* _PROBLEM TO WORK ON_:
Pictures appear in the records below; write out everything else exactly.

[Records from a dataset]
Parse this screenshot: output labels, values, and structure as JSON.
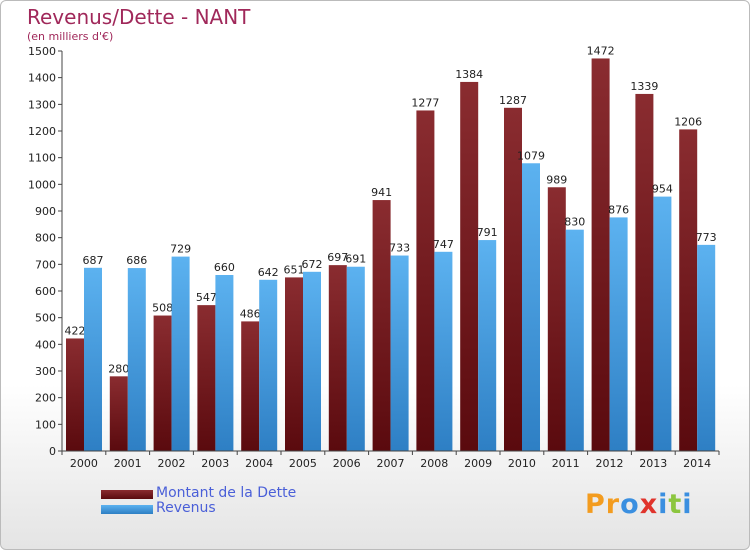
{
  "chart_data": {
    "type": "bar",
    "title": "Revenus/Dette - NANT",
    "subtitle": "(en milliers d'€)",
    "categories": [
      "2000",
      "2001",
      "2002",
      "2003",
      "2004",
      "2005",
      "2006",
      "2007",
      "2008",
      "2009",
      "2010",
      "2011",
      "2012",
      "2013",
      "2014"
    ],
    "series": [
      {
        "name": "Montant de la Dette",
        "color": "#7a1e22",
        "values": [
          422,
          280,
          508,
          547,
          486,
          651,
          697,
          941,
          1277,
          1384,
          1287,
          989,
          1472,
          1339,
          1206
        ]
      },
      {
        "name": "Revenus",
        "color": "#4aa3e8",
        "values": [
          687,
          686,
          729,
          660,
          642,
          672,
          691,
          733,
          747,
          791,
          1079,
          830,
          876,
          954,
          773
        ]
      }
    ],
    "ylim": [
      0,
      1500
    ],
    "yticks": [
      0,
      100,
      200,
      300,
      400,
      500,
      600,
      700,
      800,
      900,
      1000,
      1100,
      1200,
      1300,
      1400,
      1500
    ],
    "xlabel": "",
    "ylabel": "",
    "grid": false,
    "legend_position": "bottom-left"
  },
  "logo": {
    "text": "Proxiti",
    "letters": [
      "P",
      "r",
      "o",
      "x",
      "i",
      "t",
      "i"
    ],
    "colors": [
      "#f39c1f",
      "#f39c1f",
      "#3a8fe0",
      "#e0342c",
      "#3a8fe0",
      "#8cc63f",
      "#3a8fe0"
    ],
    "icon": "proxiti-logo"
  }
}
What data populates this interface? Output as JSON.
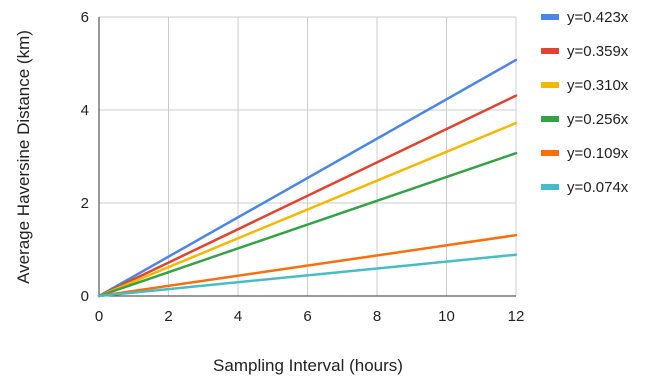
{
  "chart_data": {
    "type": "line",
    "title": "",
    "xlabel": "Sampling Interval (hours)",
    "ylabel": "Average Haversine Distance (km)",
    "xlim": [
      0,
      12
    ],
    "ylim": [
      0,
      6
    ],
    "xticks": [
      0,
      2,
      4,
      6,
      8,
      10,
      12
    ],
    "yticks": [
      0,
      2,
      4,
      6
    ],
    "grid": true,
    "legend_position": "right",
    "series": [
      {
        "name": "y=0.423x",
        "color": "#4a86e8",
        "x": [
          0,
          12
        ],
        "y": [
          0,
          5.076
        ]
      },
      {
        "name": "y=0.359x",
        "color": "#e0432f",
        "x": [
          0,
          12
        ],
        "y": [
          0,
          4.308
        ]
      },
      {
        "name": "y=0.310x",
        "color": "#f5b800",
        "x": [
          0,
          12
        ],
        "y": [
          0,
          3.72
        ]
      },
      {
        "name": "y=0.256x",
        "color": "#34a245",
        "x": [
          0,
          12
        ],
        "y": [
          0,
          3.072
        ]
      },
      {
        "name": "y=0.109x",
        "color": "#fa6f0c",
        "x": [
          0,
          12
        ],
        "y": [
          0,
          1.308
        ]
      },
      {
        "name": "y=0.074x",
        "color": "#46bdc6",
        "x": [
          0,
          12
        ],
        "y": [
          0,
          0.888
        ]
      }
    ]
  }
}
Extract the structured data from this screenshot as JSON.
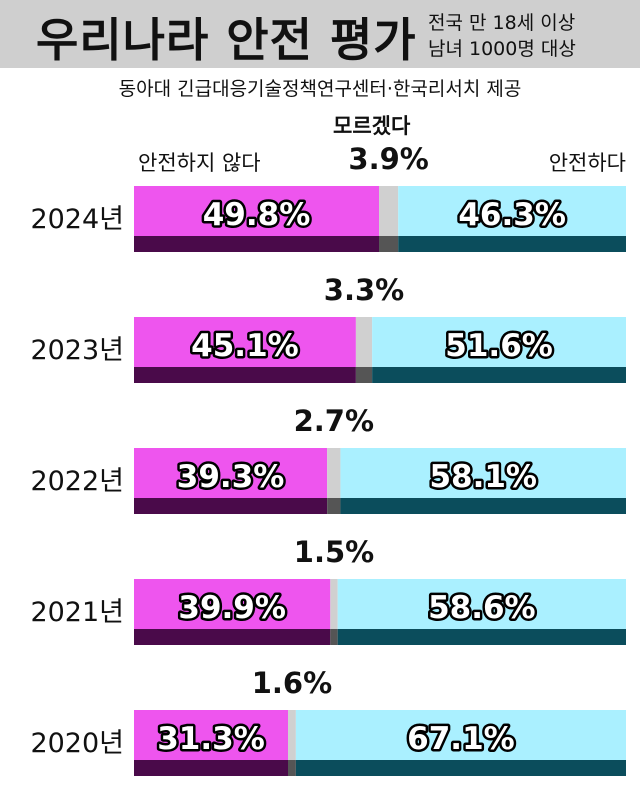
{
  "header": {
    "title": "우리나라 안전 평가",
    "subtitle_line1": "전국 만 18세 이상",
    "subtitle_line2": "남녀 1000명 대상"
  },
  "source": "동아대 긴급대응기술정책연구센터·한국리서치 제공",
  "legend": {
    "unsafe": "안전하지 않다",
    "dont_know": "모르겠다",
    "safe": "안전하다"
  },
  "colors": {
    "unsafe": "#ee55ee",
    "unsafe_dark": "#4a0a4a",
    "dont_know": "#d0d0d0",
    "dont_know_dark": "#555555",
    "safe": "#aaf0ff",
    "safe_dark": "#0b4d5c",
    "header_bg": "#cfcfcf"
  },
  "chart_data": {
    "type": "bar",
    "orientation": "horizontal",
    "stacked": true,
    "categories": [
      "2024년",
      "2023년",
      "2022년",
      "2021년",
      "2020년"
    ],
    "series": [
      {
        "name": "안전하지 않다",
        "values": [
          49.8,
          45.1,
          39.3,
          39.9,
          31.3
        ],
        "labels": [
          "49.8%",
          "45.1%",
          "39.3%",
          "39.9%",
          "31.3%"
        ]
      },
      {
        "name": "모르겠다",
        "values": [
          3.9,
          3.3,
          2.7,
          1.5,
          1.6
        ],
        "labels": [
          "3.9%",
          "3.3%",
          "2.7%",
          "1.5%",
          "1.6%"
        ]
      },
      {
        "name": "안전하다",
        "values": [
          46.3,
          51.6,
          58.1,
          58.6,
          67.1
        ],
        "labels": [
          "46.3%",
          "51.6%",
          "58.1%",
          "58.6%",
          "67.1%"
        ]
      }
    ],
    "xlim": [
      0,
      100
    ]
  }
}
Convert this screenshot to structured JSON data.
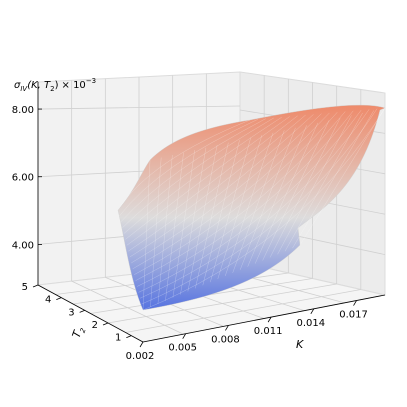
{
  "chart_data": {
    "type": "surface3d",
    "zlabel_main": "σ",
    "zlabel_sub": "IV",
    "zlabel_args": "(K, T",
    "zlabel_args_sub": "2",
    "zlabel_tail": ")",
    "zlabel_mult": "× 10",
    "zlabel_exp": "−3",
    "xlabel": "K",
    "ylabel_main": "T",
    "ylabel_sub": "2",
    "x_ticks": [
      "0.002",
      "0.005",
      "0.008",
      "0.011",
      "0.014",
      "0.017"
    ],
    "y_ticks": [
      "1",
      "2",
      "3",
      "4",
      "5"
    ],
    "z_ticks": [
      "4.00",
      "6.00",
      "8.00"
    ],
    "xlim": [
      0.002,
      0.019
    ],
    "ylim": [
      0.5,
      5.0
    ],
    "zlim": [
      2.8,
      8.8
    ],
    "colormap": [
      "#3b4cc0",
      "#dddddd",
      "#b40426"
    ],
    "grid": true
  }
}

* _SOLUTION BELOW_:
Parse this screenshot: output labels, values, and structure as JSON.
{
  "chart_data": {
    "type": "bar",
    "title": "Revenus/Dette - NANT",
    "subtitle": "(en milliers d'€)",
    "categories": [
      "2000",
      "2001",
      "2002",
      "2003",
      "2004",
      "2005",
      "2006",
      "2007",
      "2008",
      "2009",
      "2010",
      "2011",
      "2012",
      "2013",
      "2014"
    ],
    "series": [
      {
        "name": "Montant de la Dette",
        "color": "#7a1e22",
        "values": [
          422,
          280,
          508,
          547,
          486,
          651,
          697,
          941,
          1277,
          1384,
          1287,
          989,
          1472,
          1339,
          1206
        ]
      },
      {
        "name": "Revenus",
        "color": "#4aa3e8",
        "values": [
          687,
          686,
          729,
          660,
          642,
          672,
          691,
          733,
          747,
          791,
          1079,
          830,
          876,
          954,
          773
        ]
      }
    ],
    "ylim": [
      0,
      1500
    ],
    "yticks": [
      0,
      100,
      200,
      300,
      400,
      500,
      600,
      700,
      800,
      900,
      1000,
      1100,
      1200,
      1300,
      1400,
      1500
    ],
    "xlabel": "",
    "ylabel": "",
    "grid": false,
    "legend_position": "bottom-left"
  },
  "logo": {
    "text": "Proxiti",
    "letters": [
      "P",
      "r",
      "o",
      "x",
      "i",
      "t",
      "i"
    ],
    "colors": [
      "#f39c1f",
      "#f39c1f",
      "#3a8fe0",
      "#e0342c",
      "#3a8fe0",
      "#8cc63f",
      "#3a8fe0"
    ],
    "icon": "proxiti-logo"
  }
}
What data populates this interface? Output as JSON.
{
  "chart_data": {
    "type": "line",
    "title": "",
    "xlabel": "Sampling Interval (hours)",
    "ylabel": "Average Haversine Distance (km)",
    "xlim": [
      0,
      12
    ],
    "ylim": [
      0,
      6
    ],
    "xticks": [
      0,
      2,
      4,
      6,
      8,
      10,
      12
    ],
    "yticks": [
      0,
      2,
      4,
      6
    ],
    "grid": true,
    "legend_position": "right",
    "series": [
      {
        "name": "y=0.423x",
        "color": "#4a86e8",
        "x": [
          0,
          12
        ],
        "y": [
          0,
          5.076
        ]
      },
      {
        "name": "y=0.359x",
        "color": "#e0432f",
        "x": [
          0,
          12
        ],
        "y": [
          0,
          4.308
        ]
      },
      {
        "name": "y=0.310x",
        "color": "#f5b800",
        "x": [
          0,
          12
        ],
        "y": [
          0,
          3.72
        ]
      },
      {
        "name": "y=0.256x",
        "color": "#34a245",
        "x": [
          0,
          12
        ],
        "y": [
          0,
          3.072
        ]
      },
      {
        "name": "y=0.109x",
        "color": "#fa6f0c",
        "x": [
          0,
          12
        ],
        "y": [
          0,
          1.308
        ]
      },
      {
        "name": "y=0.074x",
        "color": "#46bdc6",
        "x": [
          0,
          12
        ],
        "y": [
          0,
          0.888
        ]
      }
    ]
  }
}
Extract the structured data from this screenshot as JSON.
{
  "header": {
    "title": "우리나라 안전 평가",
    "subtitle_line1": "전국 만 18세 이상",
    "subtitle_line2": "남녀 1000명 대상"
  },
  "source": "동아대 긴급대응기술정책연구센터·한국리서치 제공",
  "legend": {
    "unsafe": "안전하지 않다",
    "dont_know": "모르겠다",
    "safe": "안전하다"
  },
  "colors": {
    "unsafe": "#ee55ee",
    "unsafe_dark": "#4a0a4a",
    "dont_know": "#d0d0d0",
    "dont_know_dark": "#555555",
    "safe": "#aaf0ff",
    "safe_dark": "#0b4d5c",
    "header_bg": "#cfcfcf"
  },
  "chart_data": {
    "type": "bar",
    "orientation": "horizontal",
    "stacked": true,
    "categories": [
      "2024년",
      "2023년",
      "2022년",
      "2021년",
      "2020년"
    ],
    "series": [
      {
        "name": "안전하지 않다",
        "values": [
          49.8,
          45.1,
          39.3,
          39.9,
          31.3
        ],
        "labels": [
          "49.8%",
          "45.1%",
          "39.3%",
          "39.9%",
          "31.3%"
        ]
      },
      {
        "name": "모르겠다",
        "values": [
          3.9,
          3.3,
          2.7,
          1.5,
          1.6
        ],
        "labels": [
          "3.9%",
          "3.3%",
          "2.7%",
          "1.5%",
          "1.6%"
        ]
      },
      {
        "name": "안전하다",
        "values": [
          46.3,
          51.6,
          58.1,
          58.6,
          67.1
        ],
        "labels": [
          "46.3%",
          "51.6%",
          "58.1%",
          "58.6%",
          "67.1%"
        ]
      }
    ],
    "xlim": [
      0,
      100
    ]
  }
}
Convert this screenshot to structured JSON data.
{
  "chart_data": {
    "type": "surface3d",
    "zlabel_main": "σ",
    "zlabel_sub": "IV",
    "zlabel_args": "(K, T",
    "zlabel_args_sub": "2",
    "zlabel_tail": ")",
    "zlabel_mult": "× 10",
    "zlabel_exp": "−3",
    "xlabel": "K",
    "ylabel_main": "T",
    "ylabel_sub": "2",
    "x_ticks": [
      "0.002",
      "0.005",
      "0.008",
      "0.011",
      "0.014",
      "0.017"
    ],
    "y_ticks": [
      "1",
      "2",
      "3",
      "4",
      "5"
    ],
    "z_ticks": [
      "4.00",
      "6.00",
      "8.00"
    ],
    "xlim": [
      0.002,
      0.019
    ],
    "ylim": [
      0.5,
      5.0
    ],
    "zlim": [
      2.8,
      8.8
    ],
    "colormap": [
      "#3b4cc0",
      "#dddddd",
      "#b40426"
    ],
    "grid": true
  }
}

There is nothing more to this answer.